What to do
Copy the material that follows word for word and omit its pictures.

Data
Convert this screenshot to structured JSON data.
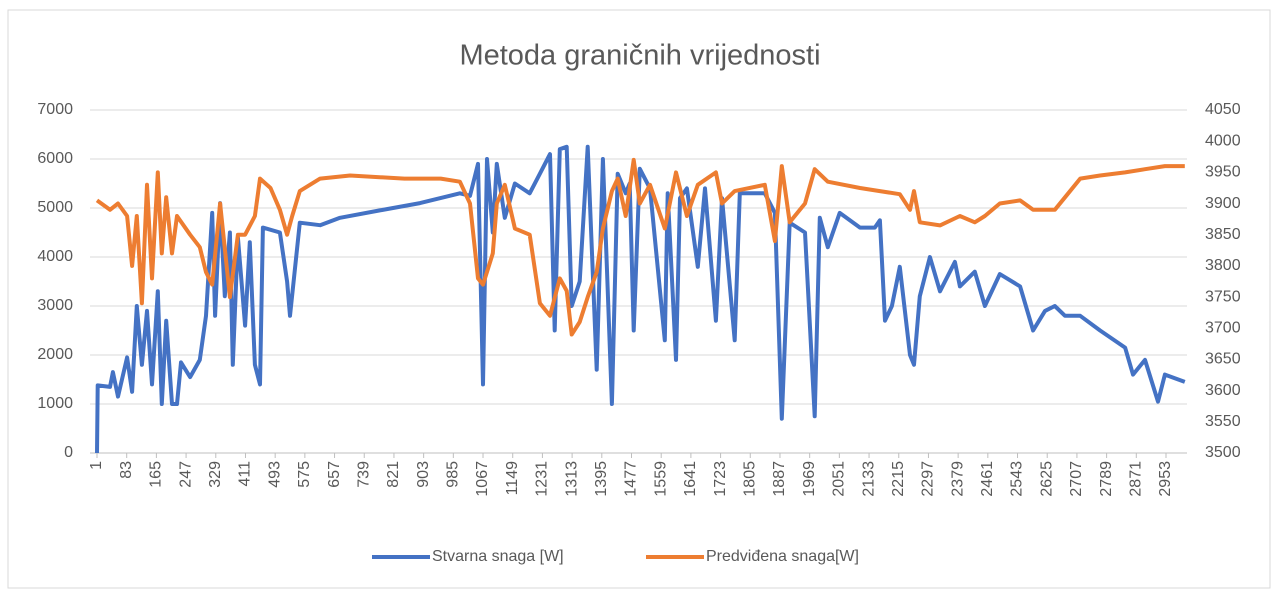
{
  "chart_data": {
    "type": "line",
    "title": "Metoda graničnih vrijednosti",
    "xlim": [
      1,
      3011
    ],
    "xticks": [
      1,
      83,
      165,
      247,
      329,
      411,
      493,
      575,
      657,
      739,
      821,
      903,
      985,
      1067,
      1149,
      1231,
      1313,
      1395,
      1477,
      1559,
      1641,
      1723,
      1805,
      1887,
      1969,
      2051,
      2133,
      2215,
      2297,
      2379,
      2461,
      2543,
      2625,
      2707,
      2789,
      2871,
      2953
    ],
    "ylim": [
      0,
      7000
    ],
    "yticks": [
      0,
      1000,
      2000,
      3000,
      4000,
      5000,
      6000,
      7000
    ],
    "y2lim": [
      3500,
      4050
    ],
    "y2ticks": [
      3500,
      3550,
      3600,
      3650,
      3700,
      3750,
      3800,
      3850,
      3900,
      3950,
      4000,
      4050
    ],
    "grid": true,
    "legend": "bottom",
    "series": [
      {
        "name": "Stvarna snaga [W]",
        "color": "#4472c4",
        "axis": "y",
        "x": [
          1,
          3,
          37,
          45,
          59,
          84,
          98,
          111,
          125,
          139,
          153,
          169,
          180,
          192,
          208,
          222,
          233,
          258,
          285,
          302,
          319,
          327,
          341,
          354,
          368,
          376,
          390,
          410,
          423,
          437,
          451,
          459,
          506,
          526,
          534,
          561,
          617,
          672,
          782,
          893,
          1003,
          1031,
          1053,
          1067,
          1078,
          1094,
          1105,
          1127,
          1155,
          1196,
          1224,
          1252,
          1265,
          1279,
          1298,
          1312,
          1334,
          1356,
          1381,
          1398,
          1423,
          1439,
          1461,
          1472,
          1483,
          1500,
          1528,
          1569,
          1577,
          1600,
          1611,
          1630,
          1660,
          1680,
          1710,
          1727,
          1762,
          1776,
          1845,
          1873,
          1892,
          1914,
          1956,
          1983,
          1997,
          2019,
          2052,
          2108,
          2149,
          2163,
          2177,
          2196,
          2218,
          2246,
          2257,
          2273,
          2301,
          2329,
          2370,
          2384,
          2425,
          2453,
          2494,
          2550,
          2586,
          2619,
          2646,
          2674,
          2716,
          2771,
          2840,
          2862,
          2895,
          2931,
          2950,
          3005
        ],
        "values": [
          0,
          1380,
          1350,
          1650,
          1150,
          1950,
          1250,
          3000,
          1800,
          2900,
          1400,
          3300,
          1000,
          2700,
          1000,
          1000,
          1850,
          1550,
          1900,
          2800,
          4900,
          2800,
          5100,
          3200,
          4500,
          1800,
          4400,
          2600,
          4300,
          1800,
          1400,
          4600,
          4500,
          3500,
          2800,
          4700,
          4650,
          4800,
          4950,
          5100,
          5300,
          5250,
          5900,
          1400,
          6000,
          4500,
          5900,
          4800,
          5500,
          5300,
          5700,
          6100,
          2500,
          6200,
          6250,
          3000,
          3500,
          6250,
          1700,
          6000,
          1000,
          5700,
          5300,
          5500,
          2500,
          5800,
          5400,
          2300,
          5300,
          1900,
          5200,
          5400,
          3800,
          5400,
          2700,
          5200,
          2300,
          5300,
          5300,
          4900,
          700,
          4700,
          4500,
          750,
          4800,
          4200,
          4900,
          4600,
          4600,
          4750,
          2700,
          3000,
          3800,
          2000,
          1800,
          3200,
          4000,
          3300,
          3900,
          3400,
          3700,
          3000,
          3650,
          3400,
          2500,
          2900,
          3000,
          2800,
          2800,
          2500,
          2150,
          1600,
          1900,
          1050,
          1600,
          1450
        ]
      },
      {
        "name": "Predviđena snaga[W]",
        "color": "#ed7d31",
        "axis": "y2",
        "x": [
          1,
          37,
          59,
          84,
          98,
          111,
          125,
          139,
          153,
          169,
          180,
          192,
          208,
          222,
          258,
          285,
          302,
          319,
          341,
          368,
          390,
          410,
          437,
          451,
          480,
          506,
          526,
          540,
          561,
          617,
          700,
          850,
          950,
          1003,
          1031,
          1053,
          1067,
          1094,
          1105,
          1127,
          1155,
          1196,
          1224,
          1252,
          1279,
          1298,
          1312,
          1334,
          1356,
          1381,
          1398,
          1423,
          1439,
          1461,
          1483,
          1500,
          1528,
          1569,
          1600,
          1630,
          1660,
          1710,
          1727,
          1762,
          1845,
          1873,
          1892,
          1914,
          1956,
          1983,
          2019,
          2108,
          2163,
          2218,
          2246,
          2257,
          2273,
          2329,
          2384,
          2425,
          2453,
          2494,
          2550,
          2586,
          2646,
          2674,
          2716,
          2771,
          2840,
          2895,
          2950,
          3005
        ],
        "values": [
          3905,
          3890,
          3900,
          3880,
          3800,
          3880,
          3740,
          3930,
          3780,
          3950,
          3820,
          3910,
          3820,
          3880,
          3850,
          3830,
          3790,
          3770,
          3900,
          3750,
          3850,
          3850,
          3880,
          3940,
          3925,
          3890,
          3850,
          3880,
          3920,
          3940,
          3945,
          3940,
          3940,
          3935,
          3900,
          3780,
          3770,
          3820,
          3900,
          3930,
          3860,
          3850,
          3740,
          3720,
          3780,
          3760,
          3690,
          3710,
          3750,
          3790,
          3860,
          3920,
          3940,
          3880,
          3970,
          3900,
          3930,
          3860,
          3950,
          3880,
          3930,
          3950,
          3900,
          3920,
          3930,
          3840,
          3960,
          3870,
          3900,
          3955,
          3935,
          3925,
          3920,
          3915,
          3890,
          3920,
          3870,
          3865,
          3880,
          3870,
          3880,
          3900,
          3905,
          3890,
          3890,
          3910,
          3940,
          3945,
          3950,
          3955,
          3960,
          3960
        ]
      }
    ]
  }
}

Result for this exercise
Convert this screenshot to structured JSON data.
{
  "chart_data": {
    "type": "line",
    "title": "Metoda graničnih vrijednosti",
    "xlim": [
      1,
      3011
    ],
    "xticks": [
      1,
      83,
      165,
      247,
      329,
      411,
      493,
      575,
      657,
      739,
      821,
      903,
      985,
      1067,
      1149,
      1231,
      1313,
      1395,
      1477,
      1559,
      1641,
      1723,
      1805,
      1887,
      1969,
      2051,
      2133,
      2215,
      2297,
      2379,
      2461,
      2543,
      2625,
      2707,
      2789,
      2871,
      2953
    ],
    "ylim": [
      0,
      7000
    ],
    "yticks": [
      0,
      1000,
      2000,
      3000,
      4000,
      5000,
      6000,
      7000
    ],
    "y2lim": [
      3500,
      4050
    ],
    "y2ticks": [
      3500,
      3550,
      3600,
      3650,
      3700,
      3750,
      3800,
      3850,
      3900,
      3950,
      4000,
      4050
    ],
    "grid": true,
    "legend": "bottom",
    "series": [
      {
        "name": "Stvarna snaga [W]",
        "color": "#4472c4",
        "axis": "y",
        "x": [
          1,
          3,
          37,
          45,
          59,
          84,
          98,
          111,
          125,
          139,
          153,
          169,
          180,
          192,
          208,
          222,
          233,
          258,
          285,
          302,
          319,
          327,
          341,
          354,
          368,
          376,
          390,
          410,
          423,
          437,
          451,
          459,
          506,
          526,
          534,
          561,
          617,
          672,
          782,
          893,
          1003,
          1031,
          1053,
          1067,
          1078,
          1094,
          1105,
          1127,
          1155,
          1196,
          1224,
          1252,
          1265,
          1279,
          1298,
          1312,
          1334,
          1356,
          1381,
          1398,
          1423,
          1439,
          1461,
          1472,
          1483,
          1500,
          1528,
          1569,
          1577,
          1600,
          1611,
          1630,
          1660,
          1680,
          1710,
          1727,
          1762,
          1776,
          1845,
          1873,
          1892,
          1914,
          1956,
          1983,
          1997,
          2019,
          2052,
          2108,
          2149,
          2163,
          2177,
          2196,
          2218,
          2246,
          2257,
          2273,
          2301,
          2329,
          2370,
          2384,
          2425,
          2453,
          2494,
          2550,
          2586,
          2619,
          2646,
          2674,
          2716,
          2771,
          2840,
          2862,
          2895,
          2931,
          2950,
          3005
        ],
        "values": [
          0,
          1380,
          1350,
          1650,
          1150,
          1950,
          1250,
          3000,
          1800,
          2900,
          1400,
          3300,
          1000,
          2700,
          1000,
          1000,
          1850,
          1550,
          1900,
          2800,
          4900,
          2800,
          5100,
          3200,
          4500,
          1800,
          4400,
          2600,
          4300,
          1800,
          1400,
          4600,
          4500,
          3500,
          2800,
          4700,
          4650,
          4800,
          4950,
          5100,
          5300,
          5250,
          5900,
          1400,
          6000,
          4500,
          5900,
          4800,
          5500,
          5300,
          5700,
          6100,
          2500,
          6200,
          6250,
          3000,
          3500,
          6250,
          1700,
          6000,
          1000,
          5700,
          5300,
          5500,
          2500,
          5800,
          5400,
          2300,
          5300,
          1900,
          5200,
          5400,
          3800,
          5400,
          2700,
          5200,
          2300,
          5300,
          5300,
          4900,
          700,
          4700,
          4500,
          750,
          4800,
          4200,
          4900,
          4600,
          4600,
          4750,
          2700,
          3000,
          3800,
          2000,
          1800,
          3200,
          4000,
          3300,
          3900,
          3400,
          3700,
          3000,
          3650,
          3400,
          2500,
          2900,
          3000,
          2800,
          2800,
          2500,
          2150,
          1600,
          1900,
          1050,
          1600,
          1450
        ]
      },
      {
        "name": "Predviđena snaga[W]",
        "color": "#ed7d31",
        "axis": "y2",
        "x": [
          1,
          37,
          59,
          84,
          98,
          111,
          125,
          139,
          153,
          169,
          180,
          192,
          208,
          222,
          258,
          285,
          302,
          319,
          341,
          368,
          390,
          410,
          437,
          451,
          480,
          506,
          526,
          540,
          561,
          617,
          700,
          850,
          950,
          1003,
          1031,
          1053,
          1067,
          1094,
          1105,
          1127,
          1155,
          1196,
          1224,
          1252,
          1279,
          1298,
          1312,
          1334,
          1356,
          1381,
          1398,
          1423,
          1439,
          1461,
          1483,
          1500,
          1528,
          1569,
          1600,
          1630,
          1660,
          1710,
          1727,
          1762,
          1845,
          1873,
          1892,
          1914,
          1956,
          1983,
          2019,
          2108,
          2163,
          2218,
          2246,
          2257,
          2273,
          2329,
          2384,
          2425,
          2453,
          2494,
          2550,
          2586,
          2646,
          2674,
          2716,
          2771,
          2840,
          2895,
          2950,
          3005
        ],
        "values": [
          3905,
          3890,
          3900,
          3880,
          3800,
          3880,
          3740,
          3930,
          3780,
          3950,
          3820,
          3910,
          3820,
          3880,
          3850,
          3830,
          3790,
          3770,
          3900,
          3750,
          3850,
          3850,
          3880,
          3940,
          3925,
          3890,
          3850,
          3880,
          3920,
          3940,
          3945,
          3940,
          3940,
          3935,
          3900,
          3780,
          3770,
          3820,
          3900,
          3930,
          3860,
          3850,
          3740,
          3720,
          3780,
          3760,
          3690,
          3710,
          3750,
          3790,
          3860,
          3920,
          3940,
          3880,
          3970,
          3900,
          3930,
          3860,
          3950,
          3880,
          3930,
          3950,
          3900,
          3920,
          3930,
          3840,
          3960,
          3870,
          3900,
          3955,
          3935,
          3925,
          3920,
          3915,
          3890,
          3920,
          3870,
          3865,
          3880,
          3870,
          3880,
          3900,
          3905,
          3890,
          3890,
          3910,
          3940,
          3945,
          3950,
          3955,
          3960,
          3960
        ]
      }
    ]
  }
}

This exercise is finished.